%%
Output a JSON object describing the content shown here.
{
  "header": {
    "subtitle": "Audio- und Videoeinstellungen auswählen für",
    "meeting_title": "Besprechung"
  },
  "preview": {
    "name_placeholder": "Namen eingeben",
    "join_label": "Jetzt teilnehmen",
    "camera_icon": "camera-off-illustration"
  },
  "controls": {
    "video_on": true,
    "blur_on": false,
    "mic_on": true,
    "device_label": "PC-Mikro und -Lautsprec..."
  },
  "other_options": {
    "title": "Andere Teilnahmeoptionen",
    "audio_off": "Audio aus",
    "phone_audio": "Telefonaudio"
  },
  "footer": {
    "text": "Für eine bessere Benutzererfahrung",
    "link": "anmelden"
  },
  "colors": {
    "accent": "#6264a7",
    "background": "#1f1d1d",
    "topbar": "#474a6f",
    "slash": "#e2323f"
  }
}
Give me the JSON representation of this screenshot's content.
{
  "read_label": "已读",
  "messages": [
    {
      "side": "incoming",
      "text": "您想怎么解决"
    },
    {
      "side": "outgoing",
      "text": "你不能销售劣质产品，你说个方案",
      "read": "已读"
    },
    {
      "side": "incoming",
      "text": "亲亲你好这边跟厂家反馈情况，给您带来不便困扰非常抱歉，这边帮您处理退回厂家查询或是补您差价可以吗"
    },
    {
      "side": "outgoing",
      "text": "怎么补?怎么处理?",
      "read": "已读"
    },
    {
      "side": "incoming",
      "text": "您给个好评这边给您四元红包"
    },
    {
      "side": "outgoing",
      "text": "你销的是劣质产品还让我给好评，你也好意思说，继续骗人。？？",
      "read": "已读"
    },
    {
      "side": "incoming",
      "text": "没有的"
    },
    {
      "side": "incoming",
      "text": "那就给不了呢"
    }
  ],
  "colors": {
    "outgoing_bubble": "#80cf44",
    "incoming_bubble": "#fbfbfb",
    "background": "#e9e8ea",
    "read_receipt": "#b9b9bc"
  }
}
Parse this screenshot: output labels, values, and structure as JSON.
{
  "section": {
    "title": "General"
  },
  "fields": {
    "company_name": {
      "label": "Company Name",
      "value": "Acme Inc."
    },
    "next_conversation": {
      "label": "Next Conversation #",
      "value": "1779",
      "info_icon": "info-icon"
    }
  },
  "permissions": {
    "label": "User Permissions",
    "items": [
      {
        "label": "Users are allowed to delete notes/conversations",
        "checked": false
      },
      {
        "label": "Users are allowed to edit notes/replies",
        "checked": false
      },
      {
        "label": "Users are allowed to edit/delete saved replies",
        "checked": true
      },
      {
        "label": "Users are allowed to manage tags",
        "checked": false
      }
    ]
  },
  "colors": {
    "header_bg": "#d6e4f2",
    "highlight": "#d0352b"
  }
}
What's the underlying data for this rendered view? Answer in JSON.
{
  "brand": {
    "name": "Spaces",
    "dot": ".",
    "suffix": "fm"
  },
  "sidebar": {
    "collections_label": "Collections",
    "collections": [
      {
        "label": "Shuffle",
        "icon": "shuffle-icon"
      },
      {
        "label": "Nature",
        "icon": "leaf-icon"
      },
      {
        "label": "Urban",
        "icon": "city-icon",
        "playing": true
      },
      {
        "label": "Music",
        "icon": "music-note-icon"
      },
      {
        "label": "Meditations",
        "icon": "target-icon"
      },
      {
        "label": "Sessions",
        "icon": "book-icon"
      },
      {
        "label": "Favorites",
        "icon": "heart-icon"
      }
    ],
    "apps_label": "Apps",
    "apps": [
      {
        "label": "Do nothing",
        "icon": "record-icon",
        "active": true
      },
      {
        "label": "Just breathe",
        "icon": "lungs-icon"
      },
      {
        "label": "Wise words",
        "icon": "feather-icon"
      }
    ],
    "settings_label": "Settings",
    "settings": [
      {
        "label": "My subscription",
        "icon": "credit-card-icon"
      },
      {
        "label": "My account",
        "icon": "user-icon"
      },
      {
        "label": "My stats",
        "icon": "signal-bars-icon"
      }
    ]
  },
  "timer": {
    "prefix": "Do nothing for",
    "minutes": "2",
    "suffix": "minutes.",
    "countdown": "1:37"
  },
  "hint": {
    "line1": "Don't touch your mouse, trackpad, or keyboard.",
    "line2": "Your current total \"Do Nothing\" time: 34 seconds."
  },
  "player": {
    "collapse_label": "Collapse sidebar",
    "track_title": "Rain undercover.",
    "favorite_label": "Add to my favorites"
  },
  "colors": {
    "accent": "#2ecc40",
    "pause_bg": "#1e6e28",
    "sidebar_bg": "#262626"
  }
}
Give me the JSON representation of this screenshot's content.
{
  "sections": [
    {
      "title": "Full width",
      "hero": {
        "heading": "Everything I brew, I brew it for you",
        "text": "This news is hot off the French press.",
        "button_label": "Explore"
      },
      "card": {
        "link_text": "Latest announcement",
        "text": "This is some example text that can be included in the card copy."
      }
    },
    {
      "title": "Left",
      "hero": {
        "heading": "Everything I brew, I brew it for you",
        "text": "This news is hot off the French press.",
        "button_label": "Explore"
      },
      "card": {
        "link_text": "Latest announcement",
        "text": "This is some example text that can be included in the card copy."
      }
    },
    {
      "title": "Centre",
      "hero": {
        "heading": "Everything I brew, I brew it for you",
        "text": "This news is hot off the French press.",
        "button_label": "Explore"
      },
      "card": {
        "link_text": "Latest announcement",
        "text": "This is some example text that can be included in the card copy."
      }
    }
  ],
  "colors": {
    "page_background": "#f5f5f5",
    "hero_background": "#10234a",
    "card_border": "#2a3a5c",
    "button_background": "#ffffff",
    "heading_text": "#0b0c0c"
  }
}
%%
• What the task asks:
Retype every record above exactly as it appears.

• Answer to the task:
Output a JSON object describing the content shown here.
{
  "header": {
    "subtitle": "Audio- und Videoeinstellungen auswählen für",
    "meeting_title": "Besprechung"
  },
  "preview": {
    "name_placeholder": "Namen eingeben",
    "join_label": "Jetzt teilnehmen",
    "camera_icon": "camera-off-illustration"
  },
  "controls": {
    "video_on": true,
    "blur_on": false,
    "mic_on": true,
    "device_label": "PC-Mikro und -Lautsprec..."
  },
  "other_options": {
    "title": "Andere Teilnahmeoptionen",
    "audio_off": "Audio aus",
    "phone_audio": "Telefonaudio"
  },
  "footer": {
    "text": "Für eine bessere Benutzererfahrung",
    "link": "anmelden"
  },
  "colors": {
    "accent": "#6264a7",
    "background": "#1f1d1d",
    "topbar": "#474a6f",
    "slash": "#e2323f"
  }
}
Give me the JSON representation of this screenshot's content.
{
  "read_label": "已读",
  "messages": [
    {
      "side": "incoming",
      "text": "您想怎么解决"
    },
    {
      "side": "outgoing",
      "text": "你不能销售劣质产品，你说个方案",
      "read": "已读"
    },
    {
      "side": "incoming",
      "text": "亲亲你好这边跟厂家反馈情况，给您带来不便困扰非常抱歉，这边帮您处理退回厂家查询或是补您差价可以吗"
    },
    {
      "side": "outgoing",
      "text": "怎么补?怎么处理?",
      "read": "已读"
    },
    {
      "side": "incoming",
      "text": "您给个好评这边给您四元红包"
    },
    {
      "side": "outgoing",
      "text": "你销的是劣质产品还让我给好评，你也好意思说，继续骗人。？？",
      "read": "已读"
    },
    {
      "side": "incoming",
      "text": "没有的"
    },
    {
      "side": "incoming",
      "text": "那就给不了呢"
    }
  ],
  "colors": {
    "outgoing_bubble": "#80cf44",
    "incoming_bubble": "#fbfbfb",
    "background": "#e9e8ea",
    "read_receipt": "#b9b9bc"
  }
}
Parse this screenshot: output labels, values, and structure as JSON.
{
  "section": {
    "title": "General"
  },
  "fields": {
    "company_name": {
      "label": "Company Name",
      "value": "Acme Inc."
    },
    "next_conversation": {
      "label": "Next Conversation #",
      "value": "1779",
      "info_icon": "info-icon"
    }
  },
  "permissions": {
    "label": "User Permissions",
    "items": [
      {
        "label": "Users are allowed to delete notes/conversations",
        "checked": false
      },
      {
        "label": "Users are allowed to edit notes/replies",
        "checked": false
      },
      {
        "label": "Users are allowed to edit/delete saved replies",
        "checked": true
      },
      {
        "label": "Users are allowed to manage tags",
        "checked": false
      }
    ]
  },
  "colors": {
    "header_bg": "#d6e4f2",
    "highlight": "#d0352b"
  }
}
What's the underlying data for this rendered view? Answer in JSON.
{
  "brand": {
    "name": "Spaces",
    "dot": ".",
    "suffix": "fm"
  },
  "sidebar": {
    "collections_label": "Collections",
    "collections": [
      {
        "label": "Shuffle",
        "icon": "shuffle-icon"
      },
      {
        "label": "Nature",
        "icon": "leaf-icon"
      },
      {
        "label": "Urban",
        "icon": "city-icon",
        "playing": true
      },
      {
        "label": "Music",
        "icon": "music-note-icon"
      },
      {
        "label": "Meditations",
        "icon": "target-icon"
      },
      {
        "label": "Sessions",
        "icon": "book-icon"
      },
      {
        "label": "Favorites",
        "icon": "heart-icon"
      }
    ],
    "apps_label": "Apps",
    "apps": [
      {
        "label": "Do nothing",
        "icon": "record-icon",
        "active": true
      },
      {
        "label": "Just breathe",
        "icon": "lungs-icon"
      },
      {
        "label": "Wise words",
        "icon": "feather-icon"
      }
    ],
    "settings_label": "Settings",
    "settings": [
      {
        "label": "My subscription",
        "icon": "credit-card-icon"
      },
      {
        "label": "My account",
        "icon": "user-icon"
      },
      {
        "label": "My stats",
        "icon": "signal-bars-icon"
      }
    ]
  },
  "timer": {
    "prefix": "Do nothing for",
    "minutes": "2",
    "suffix": "minutes.",
    "countdown": "1:37"
  },
  "hint": {
    "line1": "Don't touch your mouse, trackpad, or keyboard.",
    "line2": "Your current total \"Do Nothing\" time: 34 seconds."
  },
  "player": {
    "collapse_label": "Collapse sidebar",
    "track_title": "Rain undercover.",
    "favorite_label": "Add to my favorites"
  },
  "colors": {
    "accent": "#2ecc40",
    "pause_bg": "#1e6e28",
    "sidebar_bg": "#262626"
  }
}
Give me the JSON representation of this screenshot's content.
{
  "sections": [
    {
      "title": "Full width",
      "hero": {
        "heading": "Everything I brew, I brew it for you",
        "text": "This news is hot off the French press.",
        "button_label": "Explore"
      },
      "card": {
        "link_text": "Latest announcement",
        "text": "This is some example text that can be included in the card copy."
      }
    },
    {
      "title": "Left",
      "hero": {
        "heading": "Everything I brew, I brew it for you",
        "text": "This news is hot off the French press.",
        "button_label": "Explore"
      },
      "card": {
        "link_text": "Latest announcement",
        "text": "This is some example text that can be included in the card copy."
      }
    },
    {
      "title": "Centre",
      "hero": {
        "heading": "Everything I brew, I brew it for you",
        "text": "This news is hot off the French press.",
        "button_label": "Explore"
      },
      "card": {
        "link_text": "Latest announcement",
        "text": "This is some example text that can be included in the card copy."
      }
    }
  ],
  "colors": {
    "page_background": "#f5f5f5",
    "hero_background": "#10234a",
    "card_border": "#2a3a5c",
    "button_background": "#ffffff",
    "heading_text": "#0b0c0c"
  }
}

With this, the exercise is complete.